PROVIDED PASSAGE:

According to Industrial Disputes Act 1947, a strike is “a cessation of work by a body of persons employed in an industry acting in combination; or a concerted refusal of any number of persons who are or have been so employed to continue to work or to accept employment; or a refusal under a common understanding of any number of such persons to continue to work or to
accept employment”. This definition throws light on a few aspects of a strike. Firstly, a strike is a referred to as stoppage of work by a group of workers employed in a particular industry. Secondly, it also includes the refusal of a number of employees to continue work under their employer.
In a strike, a group of workers agree to stop working to protest against something they think is unfair where they work. Labors withhold their services in order to pressurize their employment or government to meet their demands. Demands made by strikers can range from asking for higher wages or better benefits to seeking changes in the workplace environment. Strikes sometimes occur so that employers listen more carefully to the workers and address their problems.
Causes of strikes:
Strikes can occur because of the following reasons:
* Dissatisfaction with company policy
* Salary and incentive problems
* Increment not up to the mark
* Wrongful discharge or dismissal of workmen
* Withdrawal of any concession or privilege
* Hours of work and rest intervals
* Leaves with wages and holidays
* Bonus, profit sharing, Provident fund and gratuity
* Retrenchment of workmen and closure of establishment
* Dispute connected with minimum wages
TYPES OF STRIKE
1. Economic Strike: Under this type of strike, labors stop their work to enforce their economic demands such as wages and bonus. In these kinds of strikes, workers ask for increase in wages, allowances like traveling allowance, house rent allowance, dearness allowance, bonus and other facilities such as increase in privilege leave and casual leave.
2. Sympathetic Strike: When workers of one unit or industry go on strike in sympathy with workers of another unit or industry who are already on strike, it is called a sympathetic strike. The members of other unions involve themselves in a strike to support or express their sympathy with the members of unions who are on strike in other undertakings. The workers of sugar industry may go on strike in sympathy with their fellow workers of the textile industry who may already be on strike.
3. General Strike: It means a strike by members of all or most of the unions in a region or an industry. It may be a strike of all the workers in a particular region of industry to force demands common to all the workers. These strikes are usually intended to create political pressure on the ruling government, rather than on any one employer. It may also be an extension of the sympathetic strike to express generalized protest by the workers.

DATA EXCERPTS:
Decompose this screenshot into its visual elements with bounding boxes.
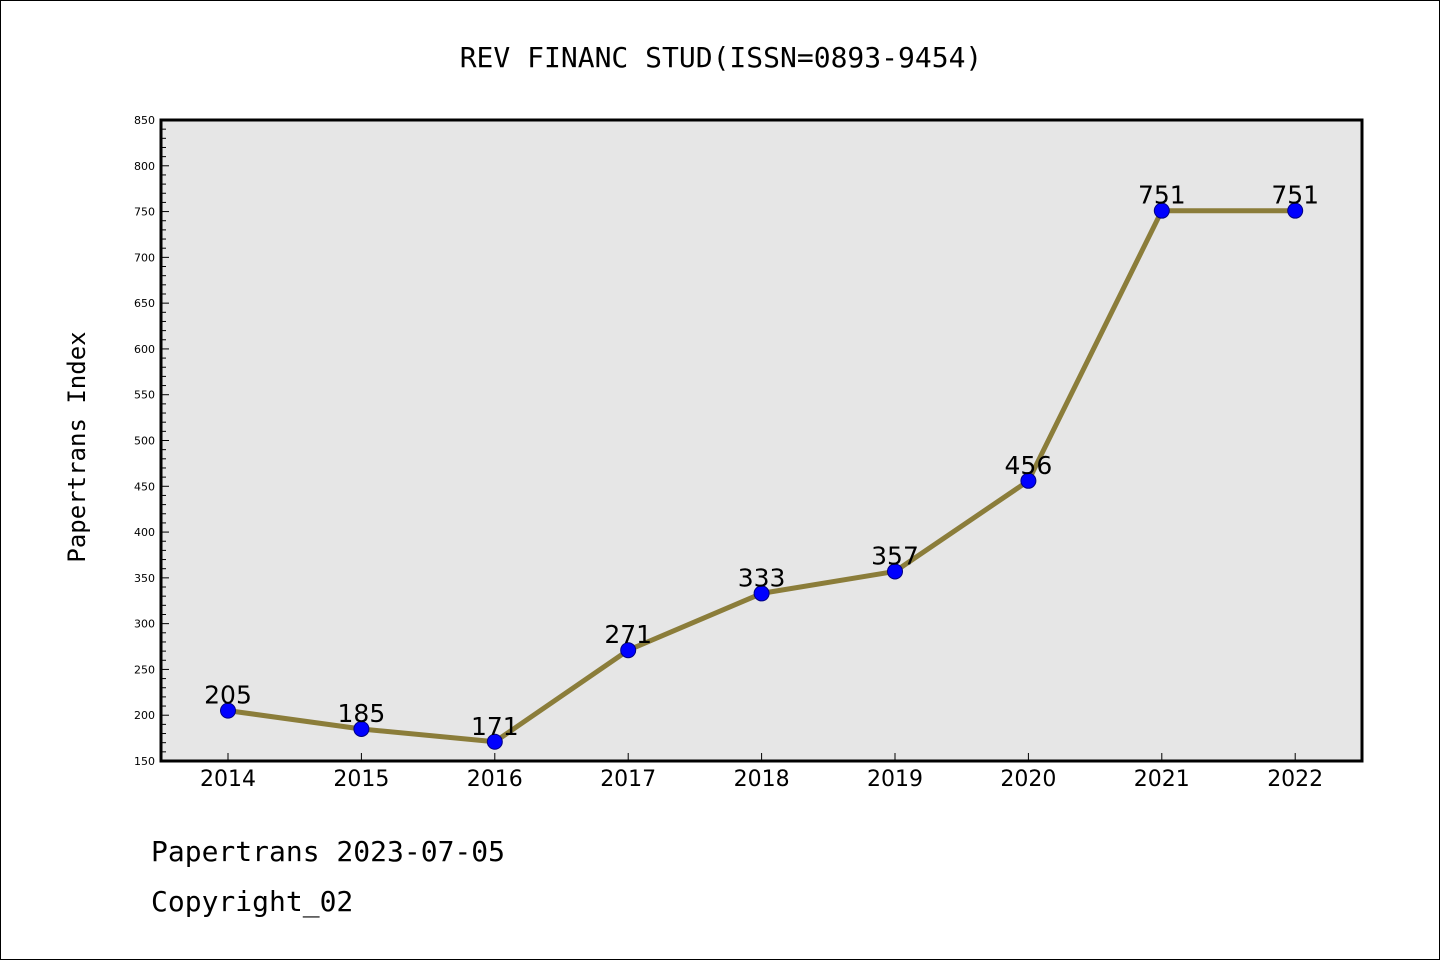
- x-tick-label: 2022: [1267, 767, 1323, 792]
- data-point-marker: [486, 733, 503, 750]
- y-tick-label: 800: [134, 160, 155, 173]
- y-tick-label: 600: [134, 343, 155, 356]
- x-tick-label: 2018: [734, 767, 790, 792]
- x-axis-ticks: [227, 753, 1296, 761]
- y-tick-label: 150: [134, 755, 155, 768]
- data-label: 751: [1138, 181, 1186, 210]
- y-axis-tick-labels: 150 200 250 300 350 400 450 500 550 600 650 700 750 8…: [134, 114, 155, 768]
- data-label: 271: [604, 620, 652, 649]
- x-tick-label: 2019: [867, 767, 923, 792]
- data-label: 185: [338, 699, 386, 728]
- y-tick-label: 650: [134, 297, 155, 310]
- x-tick-label: 2021: [1134, 767, 1190, 792]
- x-tick-label: 2020: [1000, 767, 1056, 792]
- data-label: 333: [738, 563, 786, 592]
- y-tick-label: 550: [134, 389, 155, 402]
- y-tick-label: 450: [134, 480, 155, 493]
- chart-title: REV FINANC STUD(ISSN=0893-9454): [460, 41, 983, 74]
- y-tick-label: 200: [134, 709, 155, 722]
- data-point-marker: [753, 585, 770, 602]
- plot-area: [159, 118, 1364, 763]
- data-label: 171: [471, 712, 519, 741]
- data-point-marker: [220, 702, 236, 719]
- y-tick-label: 250: [134, 663, 155, 676]
- y-tick-label: 400: [134, 526, 155, 539]
- x-tick-label: 2015: [333, 767, 389, 792]
- data-point-marker: [887, 563, 903, 580]
- data-point-marker: [1020, 472, 1037, 489]
- x-tick-label: 2014: [200, 767, 256, 792]
- data-labels: 205 185 171 271 333 357 456 751 751: [204, 181, 1319, 741]
- data-point-marker: [1287, 202, 1304, 219]
- footer-copyright-text: Copyright_02: [151, 885, 354, 918]
- y-axis-ticks: [161, 119, 169, 762]
- y-tick-label: 500: [134, 435, 155, 448]
- y-tick-label: 700: [134, 251, 155, 264]
- y-tick-label: 750: [134, 206, 155, 219]
- x-tick-label: 2016: [467, 767, 523, 792]
- y-tick-label: 300: [134, 618, 155, 631]
- data-point-marker: [620, 642, 637, 659]
- data-point-marker: [353, 720, 370, 737]
- x-axis-tick-labels: 2014 2015 2016 2017 2018 2019 2020 2021 2022: [200, 767, 1323, 792]
- y-tick-label: 350: [134, 572, 155, 585]
- data-label: 751: [1271, 181, 1319, 210]
- data-label: 357: [871, 541, 919, 570]
- y-axis-label: Papertrans Index: [63, 331, 91, 562]
- data-label: 456: [1005, 451, 1053, 480]
- data-point-markers: [220, 202, 1304, 750]
- x-tick-label: 2017: [600, 767, 656, 792]
- footer-date-text: Papertrans 2023-07-05: [151, 835, 506, 868]
- y-tick-label: 850: [134, 114, 155, 127]
- data-label: 205: [204, 681, 252, 710]
- data-point-marker: [1153, 202, 1170, 219]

LIST OF TASKS:
1. Check the passage on strikes against each statement and say yes or no, quoting the words from the passage that decide it. (a) The definition of a strike given in the passage is taken from the Industrial Disputes Act 1947. (b) A general strike is usually aimed at putting pressure on a single employer. (c) Wrongful dismissal of workmen is one of the listed causes of strikes.
2. Write the next part of the passage on strikes, picking up after its final sentence.

THE REPLIES:
1.
(a) Yes: "According to Industrial Disputes Act 1947, a strike is"
(b) No: "These strikes are usually intended to create political pressure on the ruling government, rather than on any one employer."
(c) Yes: "Wrongful discharge or dismissal of workmen"

2.
4. Sit down Strike: In this case, workers do not absent themselves from their place of work when they are on strike. They keep control over production facilities. But do not work. Such a strike is also known as 'pen down' or 'tool down' strike. Workers show up to their place of employment, but they refuse to work. They also refuse to leave, which makes it very difficult for employer to defy the union and take the workers' places. In June 1998, all the Municipal Corporation employees in Punjab observed a pen down strike to protest against the non-acceptance of their demands by the state government.
5. Slow Down Strike: Employees remain on their jobs under this type of strike. They do not stop work, but restrict the rate of output in an organized manner. They adopt go-slow tactics to put pressure on the employers.
6. Sick-out (or sick-in): In this strike, all or a significant number of union members call in sick on the same day. They don’t break any rules, because they just use their sick leave that was allotted to them on the same day. However, the sudden loss of so many employees all on one day can show the employer just what it would be like if they really went on strike.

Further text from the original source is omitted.